• Given text

--

I was 14 at the time. Muizenberg. South Africa. With my parents on our annual family vacation. I had no idea what death was, how it worked, its consequences. And - its finality.
It was actually December 9th when I found out --- about John Lennon's death. Gunned down outside his brownstone in New York City at 10:49pm (New York Time) on the 8th - 5:49am on Dec 9th (Cape Town time). I was at the corner store, getting a chocolate bar, when I saw the headline. It stopped me. It seemed like time froze - and in what seemed like an eternity, this 14 year-old naive and innocent, John Sacke realized the world had lost a musical icon - John Lennon.
Murdered by Mark David Chapman. A lunatic. A deranged security guard from Hawaii, he had been a fan of the Beatles and would later claim he had been enraged by Lennon's now infamous 1966 remark about the group being "more popular than Jesus." You'd gun down a guy for that?
Some say John's last words were, "I'm shot". Other reliable sources they were "Yes", in response to the officers' question, "Are you John Lennon". Whatever they were, the tragedy remains.

--

• Parts of the exercise
• 1. List every place name that appears in the account.
• 2. Rewrite the passage of the account starting with "Murdered by Mark" and going on through "the tragedy remains.", swapping "lunatic" for "madman".
The material after this point has no connection to the account above.

• Source excerpt
--

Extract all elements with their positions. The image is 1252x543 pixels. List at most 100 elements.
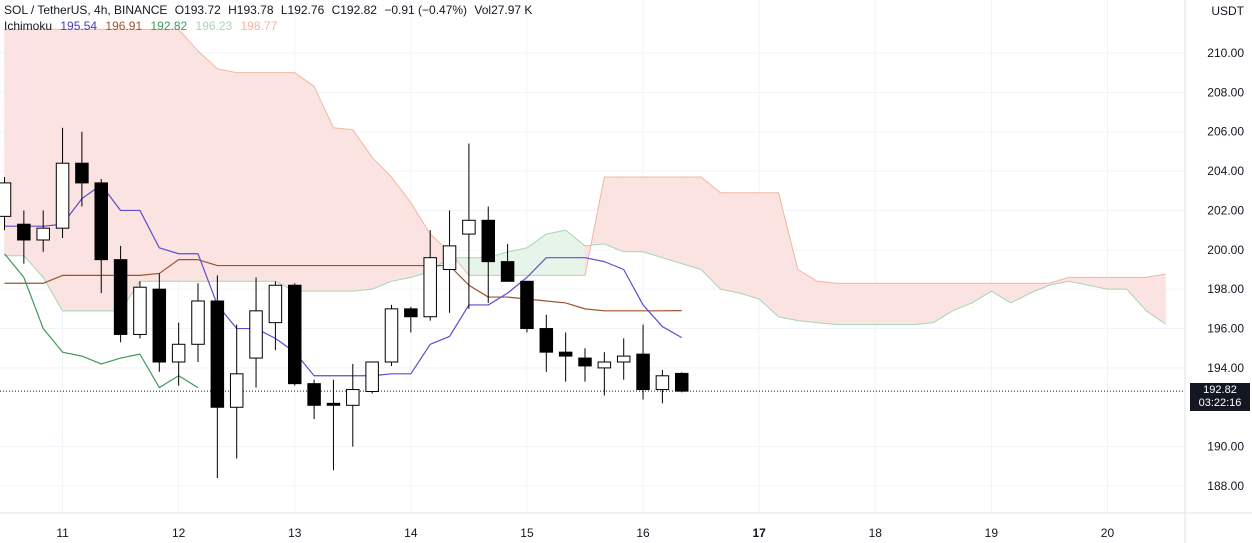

--

• Responses to the tasks
• 1. Muizenberg, South Africa, New York City, Cape Town, Hawaii

• 2.
Murdered by Mark David Chapman. A madman. A deranged security guard from Hawaii, he had been a fan of the Beatles and would later claim he had been enraged by Lennon's now infamous 1966 remark about the group being "more popular than Jesus." You'd gun down a guy for that?
Some say John's last words were, "I'm shot". Other reliable sources they were "Yes", in response to the officers' question, "Are you John Lennon". Whatever they were, the tragedy remains.